Collected data entries:
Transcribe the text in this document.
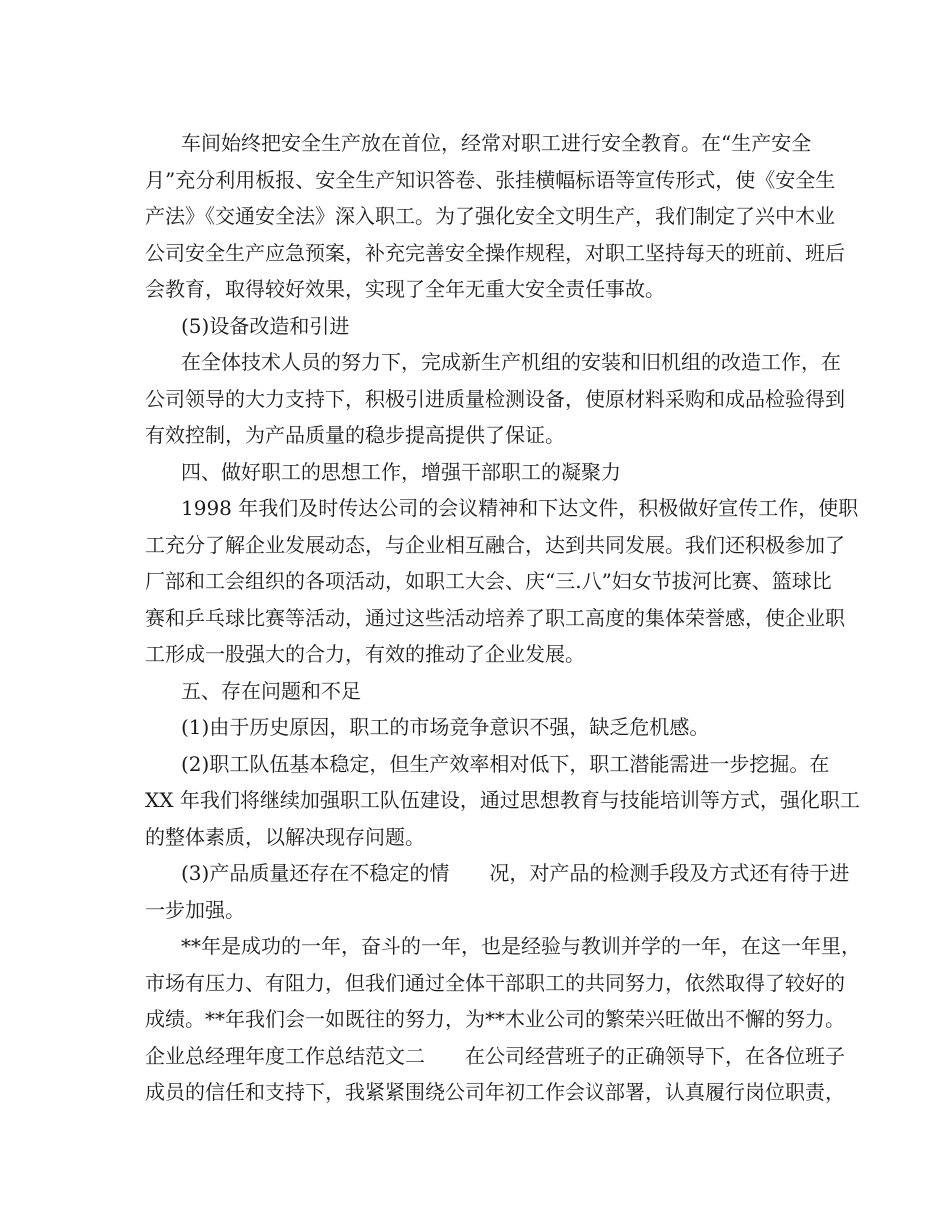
车间始终把安全生产放在首位，经常对职工进行安全教育。在“生产安全
月”充分利用板报、安全生产知识答卷、张挂横幅标语等宣传形式，使《安全生
产法》《交通安全法》深入职工。为了强化安全文明生产，我们制定了兴中木业
公司安全生产应急预案，补充完善安全操作规程，对职工坚持每天的班前、班后
会教育，取得较好效果，实现了全年无重大安全责任事故。
(5)设备改造和引进
在全体技术人员的努力下，完成新生产机组的安装和旧机组的改造工作，在
公司领导的大力支持下，积极引进质量检测设备，使原材料采购和成品检验得到
有效控制，为产品质量的稳步提高提供了保证。
四、做好职工的思想工作，增强干部职工的凝聚力
1998 年我们及时传达公司的会议精神和下达文件，积极做好宣传工作，使职
工充分了解企业发展动态，与企业相互融合，达到共同发展。我们还积极参加了
厂部和工会组织的各项活动，如职工大会、庆“三.八”妇女节拔河比赛、篮球比
赛和乒乓球比赛等活动，通过这些活动培养了职工高度的集体荣誉感，使企业职
工形成一股强大的合力，有效的推动了企业发展。
五、存在问题和不足
(1)由于历史原因，职工的市场竞争意识不强，缺乏危机感。
(2)职工队伍基本稳定，但生产效率相对低下，职工潜能需进一步挖掘。在
XX 年我们将继续加强职工队伍建设，通过思想教育与技能培训等方式，强化职工
的整体素质，以解决现存问题。
(3)产品质量还存在不稳定的情　　况，对产品的检测手段及方式还有待于进
一步加强。
**年是成功的一年，奋斗的一年，也是经验与教训并学的一年，在这一年里，
市场有压力、有阻力，但我们通过全体干部职工的共同努力，依然取得了较好的
成绩。**年我们会一如既往的努力，为**木业公司的繁荣兴旺做出不懈的努力。
企业总经理年度工作总结范文二　　在公司经营班子的正确领导下，在各位班子
成员的信任和支持下，我紧紧围绕公司年初工作会议部署，认真履行岗位职责，
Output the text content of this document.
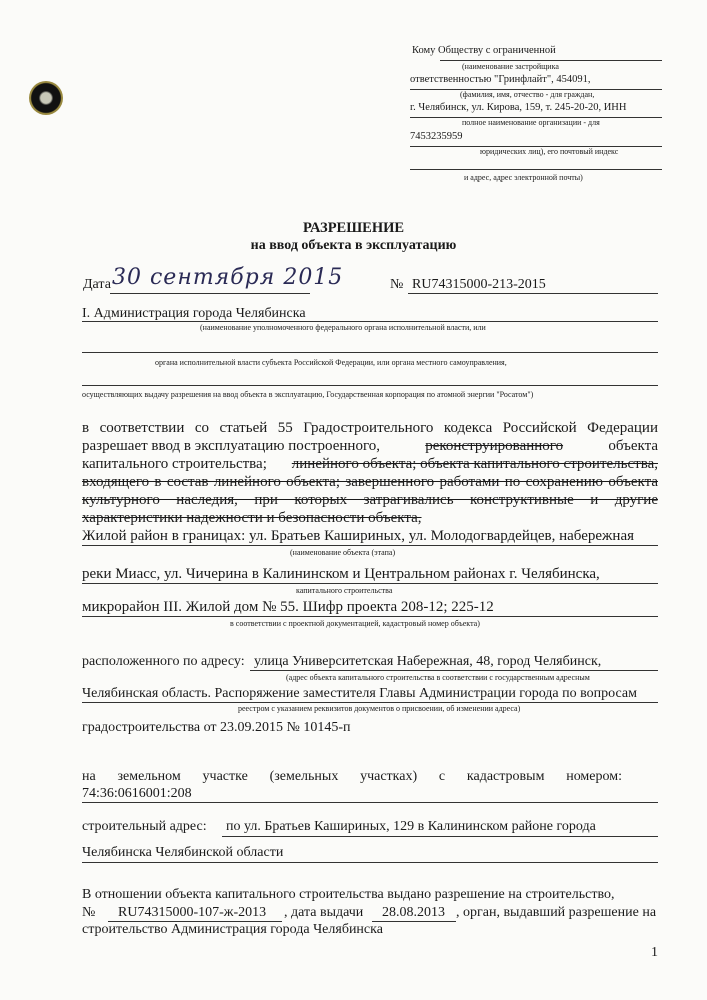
Кому Обществу с ограниченной
(наименование застройщика
ответственностью "Гринфлайт", 454091,
(фамилия, имя, отчество - для граждан,
г. Челябинск, ул. Кирова, 159, т. 245-20-20, ИНН
полное наименование организации - для
7453235959
юридических лиц), его почтовый индекс
и адрес, адрес электронной почты)
РАЗРЕШЕНИЕ
на ввод объекта в эксплуатацию
Дата 30 сентября 2015	№ RU74315000-213-2015
I. Администрация города Челябинска
(наименование уполномоченного федерального органа исполнительной власти, или
органа исполнительной власти субъекта Российской Федерации, или органа местного самоуправления,
осуществляющих выдачу разрешения на ввод объекта в эксплуатацию, Государственная корпорация по атомной энергии "Росатом")
в соответствии со статьей 55 Градостроительного кодекса Российской Федерации
разрешает ввод в эксплуатацию построенного,	реконструированного	объекта
капитального строительства; линейного объекта; объекта капитального строительства,
входящего в состав линейного объекта; завершенного работами по сохранению объекта
культурного наследия, при которых затрагивались конструктивные и другие
характеристики надежности и безопасности объекта,
Жилой район в границах: ул. Братьев Кашириных, ул. Молодогвардейцев, набережная
(наименование объекта (этапа)
реки Миасс, ул. Чичерина в Калининском и Центральном районах г. Челябинска,
капитального строительства
микрорайон III. Жилой дом № 55. Шифр проекта 208-12; 225-12
в соответствии с проектной документацией, кадастровый номер объекта)
расположенного по адресу: улица Университетская Набережная, 48, город Челябинск,
(адрес объекта капитального строительства в соответствии с государственным адресным
Челябинская область. Распоряжение заместителя Главы Администрации города по вопросам
реестром с указанием реквизитов документов о присвоении, об изменении адреса)
градостроительства от 23.09.2015 № 10145-п
на земельном участке (земельных участках) с кадастровым номером:
74:36:0616001:208
строительный адрес: по ул. Братьев Кашириных, 129 в Калининском районе города
Челябинска Челябинской области
В отношении объекта капитального строительства выдано разрешение на строительство,
№ RU74315000-107-ж-2013 , дата выдачи 28.08.2013 , орган, выдавший разрешение на
строительство Администрация города Челябинска
1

WHAT TO DO: Leave out the pictures and transcribe the entries above exactly.

REPLY:
Transcribe the text in this document.
车间始终把安全生产放在首位，经常对职工进行安全教育。在“生产安全
月”充分利用板报、安全生产知识答卷、张挂横幅标语等宣传形式，使《安全生
产法》《交通安全法》深入职工。为了强化安全文明生产，我们制定了兴中木业
公司安全生产应急预案，补充完善安全操作规程，对职工坚持每天的班前、班后
会教育，取得较好效果，实现了全年无重大安全责任事故。
(5)设备改造和引进
在全体技术人员的努力下，完成新生产机组的安装和旧机组的改造工作，在
公司领导的大力支持下，积极引进质量检测设备，使原材料采购和成品检验得到
有效控制，为产品质量的稳步提高提供了保证。
四、做好职工的思想工作，增强干部职工的凝聚力
1998 年我们及时传达公司的会议精神和下达文件，积极做好宣传工作，使职
工充分了解企业发展动态，与企业相互融合，达到共同发展。我们还积极参加了
厂部和工会组织的各项活动，如职工大会、庆“三.八”妇女节拔河比赛、篮球比
赛和乒乓球比赛等活动，通过这些活动培养了职工高度的集体荣誉感，使企业职
工形成一股强大的合力，有效的推动了企业发展。
五、存在问题和不足
(1)由于历史原因，职工的市场竞争意识不强，缺乏危机感。
(2)职工队伍基本稳定，但生产效率相对低下，职工潜能需进一步挖掘。在
XX 年我们将继续加强职工队伍建设，通过思想教育与技能培训等方式，强化职工
的整体素质，以解决现存问题。
(3)产品质量还存在不稳定的情　　况，对产品的检测手段及方式还有待于进
一步加强。
**年是成功的一年，奋斗的一年，也是经验与教训并学的一年，在这一年里，
市场有压力、有阻力，但我们通过全体干部职工的共同努力，依然取得了较好的
成绩。**年我们会一如既往的努力，为**木业公司的繁荣兴旺做出不懈的努力。
企业总经理年度工作总结范文二　　在公司经营班子的正确领导下，在各位班子
成员的信任和支持下，我紧紧围绕公司年初工作会议部署，认真履行岗位职责，
Output the text content of this document.
Кому Обществу с ограниченной
(наименование застройщика
ответственностью "Гринфлайт", 454091,
(фамилия, имя, отчество - для граждан,
г. Челябинск, ул. Кирова, 159, т. 245-20-20, ИНН
полное наименование организации - для
7453235959
юридических лиц), его почтовый индекс
и адрес, адрес электронной почты)
РАЗРЕШЕНИЕ
на ввод объекта в эксплуатацию
Дата 30 сентября 2015	№ RU74315000-213-2015
I. Администрация города Челябинска
(наименование уполномоченного федерального органа исполнительной власти, или
органа исполнительной власти субъекта Российской Федерации, или органа местного самоуправления,
осуществляющих выдачу разрешения на ввод объекта в эксплуатацию, Государственная корпорация по атомной энергии "Росатом")
в соответствии со статьей 55 Градостроительного кодекса Российской Федерации
разрешает ввод в эксплуатацию построенного,	реконструированного	объекта
капитального строительства; линейного объекта; объекта капитального строительства,
входящего в состав линейного объекта; завершенного работами по сохранению объекта
культурного наследия, при которых затрагивались конструктивные и другие
характеристики надежности и безопасности объекта,
Жилой район в границах: ул. Братьев Кашириных, ул. Молодогвардейцев, набережная
(наименование объекта (этапа)
реки Миасс, ул. Чичерина в Калининском и Центральном районах г. Челябинска,
капитального строительства
микрорайон III. Жилой дом № 55. Шифр проекта 208-12; 225-12
в соответствии с проектной документацией, кадастровый номер объекта)
расположенного по адресу: улица Университетская Набережная, 48, город Челябинск,
(адрес объекта капитального строительства в соответствии с государственным адресным
Челябинская область. Распоряжение заместителя Главы Администрации города по вопросам
реестром с указанием реквизитов документов о присвоении, об изменении адреса)
градостроительства от 23.09.2015 № 10145-п
на земельном участке (земельных участках) с кадастровым номером:
74:36:0616001:208
строительный адрес: по ул. Братьев Кашириных, 129 в Калининском районе города
Челябинска Челябинской области
В отношении объекта капитального строительства выдано разрешение на строительство,
№ RU74315000-107-ж-2013 , дата выдачи 28.08.2013 , орган, выдавший разрешение на
строительство Администрация города Челябинска
1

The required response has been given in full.